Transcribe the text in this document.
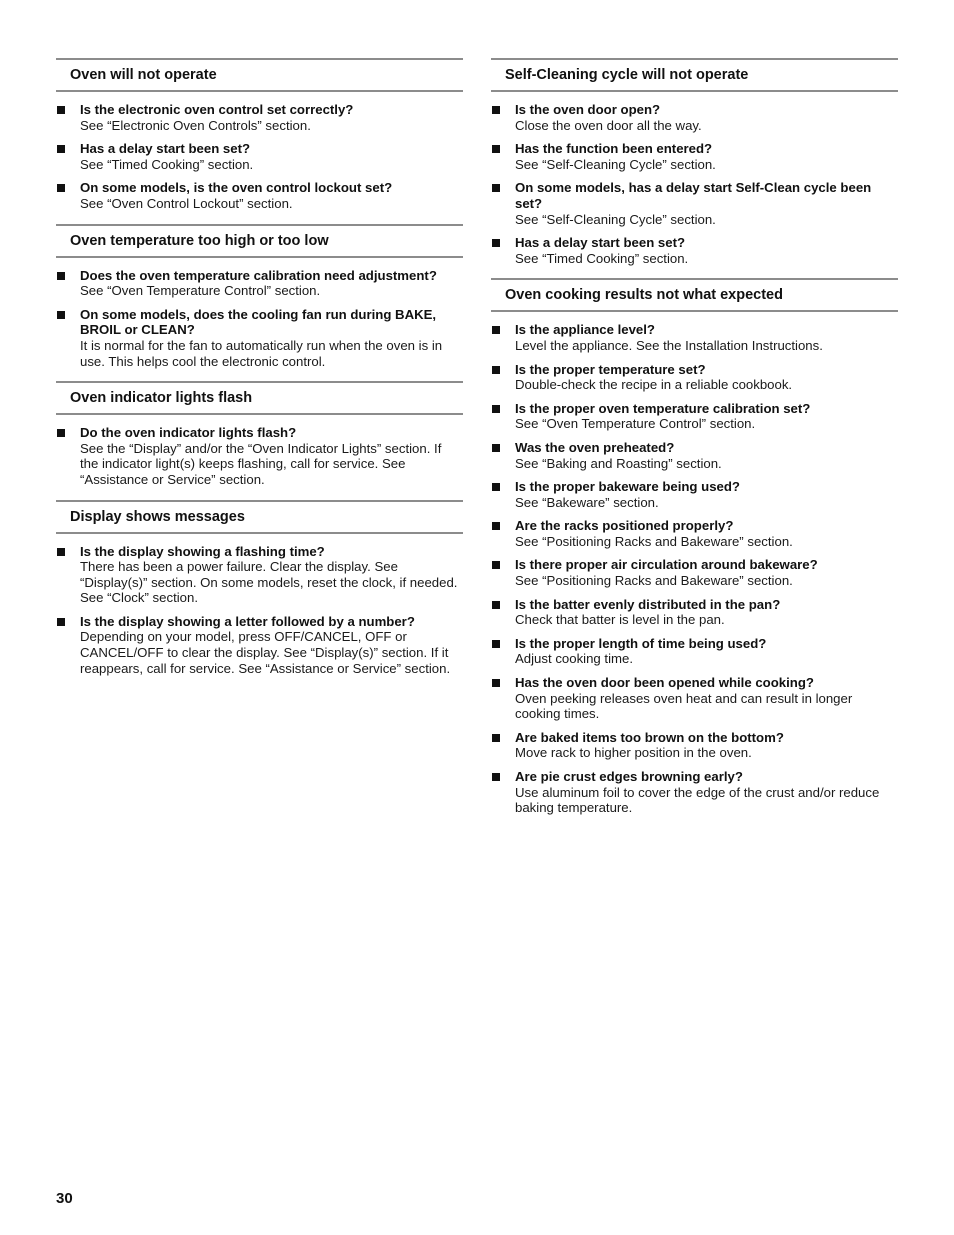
Oven will not operate
Is the electronic oven control set correctly?
See “Electronic Oven Controls” section.
Has a delay start been set?
See “Timed Cooking” section.
On some models, is the oven control lockout set?
See “Oven Control Lockout” section.
Oven temperature too high or too low
Does the oven temperature calibration need adjustment?
See “Oven Temperature Control” section.
On some models, does the cooling fan run during BAKE, BROIL or CLEAN?
It is normal for the fan to automatically run when the oven is in use. This helps cool the electronic control.
Oven indicator lights flash
Do the oven indicator lights flash?
See the “Display” and/or the “Oven Indicator Lights” section. If the indicator light(s) keeps flashing, call for service. See “Assistance or Service” section.
Display shows messages
Is the display showing a flashing time?
There has been a power failure. Clear the display. See “Display(s)” section. On some models, reset the clock, if needed. See “Clock” section.
Is the display showing a letter followed by a number?
Depending on your model, press OFF/CANCEL, OFF or CANCEL/OFF to clear the display. See “Display(s)” section. If it reappears, call for service. See “Assistance or Service” section.
Self-Cleaning cycle will not operate
Is the oven door open?
Close the oven door all the way.
Has the function been entered?
See “Self-Cleaning Cycle” section.
On some models, has a delay start Self-Clean cycle been set?
See “Self-Cleaning Cycle” section.
Has a delay start been set?
See “Timed Cooking” section.
Oven cooking results not what expected
Is the appliance level?
Level the appliance. See the Installation Instructions.
Is the proper temperature set?
Double-check the recipe in a reliable cookbook.
Is the proper oven temperature calibration set?
See “Oven Temperature Control” section.
Was the oven preheated?
See “Baking and Roasting” section.
Is the proper bakeware being used?
See “Bakeware” section.
Are the racks positioned properly?
See “Positioning Racks and Bakeware” section.
Is there proper air circulation around bakeware?
See “Positioning Racks and Bakeware” section.
Is the batter evenly distributed in the pan?
Check that batter is level in the pan.
Is the proper length of time being used?
Adjust cooking time.
Has the oven door been opened while cooking?
Oven peeking releases oven heat and can result in longer cooking times.
Are baked items too brown on the bottom?
Move rack to higher position in the oven.
Are pie crust edges browning early?
Use aluminum foil to cover the edge of the crust and/or reduce baking temperature.
30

* [TASK DIRECTIONS] Among the lines of the data, identify those with the word "Service". Copy each of them.

* [PROBLEM SOLUTION]
See the “Display” and/or the “Oven Indicator Lights” section. If the indicator light(s) keeps flashing, call for service. See “Assistance or Service” section.
Depending on your model, press OFF/CANCEL, OFF or CANCEL/OFF to clear the display. See “Display(s)” section. If it reappears, call for service. See “Assistance or Service” section.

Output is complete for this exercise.